- _MATERIAL PROVIDED_:
-*-*-
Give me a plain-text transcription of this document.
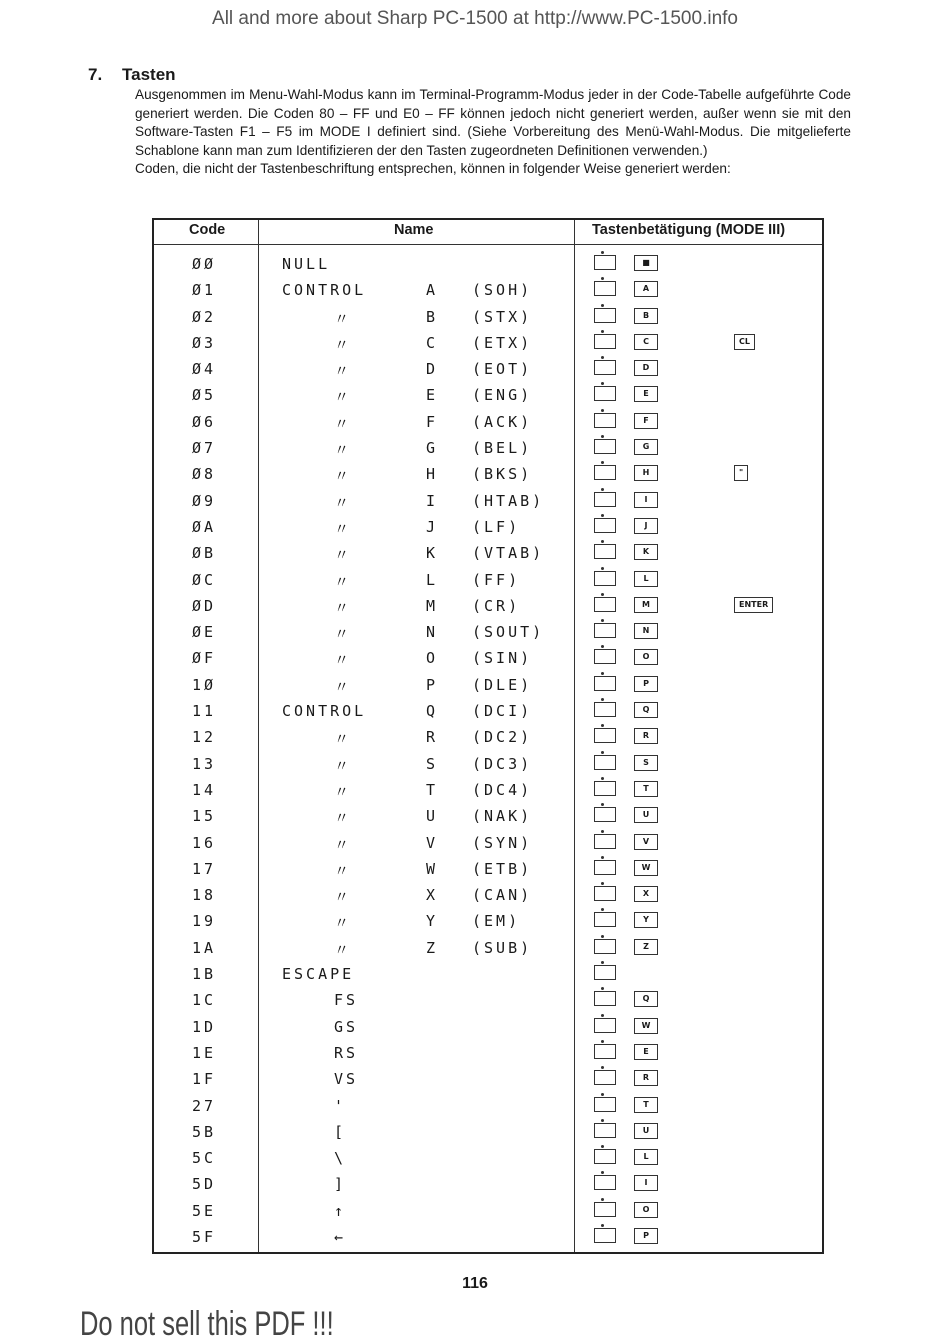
All and more about Sharp PC-1500 at http://www.PC-1500.info
7. Tasten

Ausgenommen im Menu-Wahl-Modus kann im Terminal-Programm-Modus jeder in der Code-Tabelle aufgeführte Code generiert werden. Die Coden 80 – FF und E0 – FF können jedoch nicht generiert werden, außer wenn sie mit den Software-Tasten F1 – F5 im MODE I definiert sind. (Siehe Vorbereitung des Menü-Wahl-Modus. Die mitgelieferte Schablone kann man zum Identifizieren der den Tasten zugeordneten Definitionen verwenden.)

Coden, die nicht der Tastenbeschriftung entsprechen, können in folgender Weise generiert werden:

Code	Name	Tastenbetätigung (MODE III)
ØØ	NULL	■
Ø1	CONTROL	A (SOH)	A
Ø2	〃	B (STX)	B
Ø3	〃	C (ETX)	C	CL
Ø4	〃	D (EOT)	D
Ø5	〃	E (ENG)	E
Ø6	〃	F (ACK)	F
Ø7	〃	G (BEL)	G
Ø8	〃	H (BKS)	H	"
Ø9	〃	I (HTAB)	I
ØA	〃	J (LF)	J
ØB	〃	K (VTAB)	K
ØC	〃	L (FF)	L
ØD	〃	M (CR)	M	ENTER
ØE	〃	N (SOUT)	N
ØF	〃	O (SIN)	O
1Ø	〃	P (DLE)	P
11	CONTROL	Q (DCI)	Q
12	〃	R (DC2)	R
13	〃	S (DC3)	S
14	〃	T (DC4)	T
15	〃	U (NAK)	U
16	〃	V (SYN)	V
17	〃	W (ETB)	W
18	〃	X (CAN)	X
19	〃	Y (EM)	Y
1A	〃	Z (SUB)	Z
1B	ESCAPE
1C	FS	Q
1D	GS	W
1E	RS	E
1F	VS	R
27	'	T
5B	[	U
5C	\	L
5D	]	I
5E	↑	O
5F	←	P
116
Do not sell this PDF !!!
-*-*-
- _TO DO_: In how many lines of the records does the word "Coden" appear? Reply with the number only.

- _YOUR RESPONSE_: 2